- GIVEN TASK: Search the entries below. Return every line that has "foreign" in it.

──────────────────────────────

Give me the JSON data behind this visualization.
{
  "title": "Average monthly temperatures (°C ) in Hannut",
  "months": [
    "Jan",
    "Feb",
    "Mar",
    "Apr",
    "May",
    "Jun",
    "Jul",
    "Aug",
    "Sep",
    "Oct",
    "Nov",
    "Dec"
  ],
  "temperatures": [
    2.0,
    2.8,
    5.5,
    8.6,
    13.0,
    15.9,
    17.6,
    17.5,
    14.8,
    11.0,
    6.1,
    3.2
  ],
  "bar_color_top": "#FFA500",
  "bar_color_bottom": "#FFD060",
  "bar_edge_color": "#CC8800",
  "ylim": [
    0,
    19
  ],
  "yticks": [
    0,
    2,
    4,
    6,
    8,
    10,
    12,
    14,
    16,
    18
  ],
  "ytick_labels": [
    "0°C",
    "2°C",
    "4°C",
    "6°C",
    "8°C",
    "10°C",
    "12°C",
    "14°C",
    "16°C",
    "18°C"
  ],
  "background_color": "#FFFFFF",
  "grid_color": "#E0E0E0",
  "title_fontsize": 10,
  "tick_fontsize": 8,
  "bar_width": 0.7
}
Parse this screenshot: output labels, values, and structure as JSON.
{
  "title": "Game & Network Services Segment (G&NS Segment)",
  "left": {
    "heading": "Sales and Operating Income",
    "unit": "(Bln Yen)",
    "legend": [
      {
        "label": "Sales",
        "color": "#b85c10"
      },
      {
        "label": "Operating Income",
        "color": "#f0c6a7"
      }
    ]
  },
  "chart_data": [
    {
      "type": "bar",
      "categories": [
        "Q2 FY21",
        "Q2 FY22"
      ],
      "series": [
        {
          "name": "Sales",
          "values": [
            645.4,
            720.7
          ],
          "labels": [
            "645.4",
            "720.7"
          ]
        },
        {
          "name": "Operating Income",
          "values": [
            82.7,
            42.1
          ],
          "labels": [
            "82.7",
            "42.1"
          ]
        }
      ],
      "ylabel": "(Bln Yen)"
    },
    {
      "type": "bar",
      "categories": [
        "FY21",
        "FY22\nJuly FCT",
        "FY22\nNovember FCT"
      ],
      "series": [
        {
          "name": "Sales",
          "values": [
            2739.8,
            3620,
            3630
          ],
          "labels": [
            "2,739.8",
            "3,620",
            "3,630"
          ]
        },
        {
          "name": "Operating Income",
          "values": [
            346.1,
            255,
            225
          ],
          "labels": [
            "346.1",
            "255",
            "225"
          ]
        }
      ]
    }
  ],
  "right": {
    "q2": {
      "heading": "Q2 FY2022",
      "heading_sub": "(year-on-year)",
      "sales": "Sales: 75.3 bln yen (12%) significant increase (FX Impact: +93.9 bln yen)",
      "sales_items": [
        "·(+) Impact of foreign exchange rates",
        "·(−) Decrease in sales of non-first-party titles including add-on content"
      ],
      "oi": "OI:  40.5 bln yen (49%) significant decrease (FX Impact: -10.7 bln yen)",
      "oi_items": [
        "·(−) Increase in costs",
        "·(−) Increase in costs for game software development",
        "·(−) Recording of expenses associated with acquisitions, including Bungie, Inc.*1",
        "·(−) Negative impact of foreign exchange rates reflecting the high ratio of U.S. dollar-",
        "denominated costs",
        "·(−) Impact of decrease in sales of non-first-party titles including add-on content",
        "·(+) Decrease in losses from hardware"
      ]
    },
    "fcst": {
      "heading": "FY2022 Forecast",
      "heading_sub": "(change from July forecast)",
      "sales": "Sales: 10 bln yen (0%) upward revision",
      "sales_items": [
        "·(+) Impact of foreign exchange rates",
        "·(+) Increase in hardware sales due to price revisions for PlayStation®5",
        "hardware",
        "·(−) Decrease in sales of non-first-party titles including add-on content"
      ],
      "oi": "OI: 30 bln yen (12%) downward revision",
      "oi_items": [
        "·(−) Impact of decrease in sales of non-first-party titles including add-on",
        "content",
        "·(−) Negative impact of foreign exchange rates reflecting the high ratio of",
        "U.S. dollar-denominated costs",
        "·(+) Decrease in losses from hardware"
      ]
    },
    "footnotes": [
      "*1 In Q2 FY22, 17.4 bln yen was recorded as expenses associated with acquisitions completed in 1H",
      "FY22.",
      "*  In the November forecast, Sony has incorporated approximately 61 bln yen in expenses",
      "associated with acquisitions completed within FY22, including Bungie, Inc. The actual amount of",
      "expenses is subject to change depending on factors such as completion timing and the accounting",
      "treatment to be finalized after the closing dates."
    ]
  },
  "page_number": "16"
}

──────────────────────────────

- TASK RESPONSE:
        "·(+) Impact of foreign exchange rates",
        "·(−) Negative impact of foreign exchange rates reflecting the high ratio of U.S. dollar-",
        "·(+) Impact of foreign exchange rates",
        "·(−) Negative impact of foreign exchange rates reflecting the high ratio of",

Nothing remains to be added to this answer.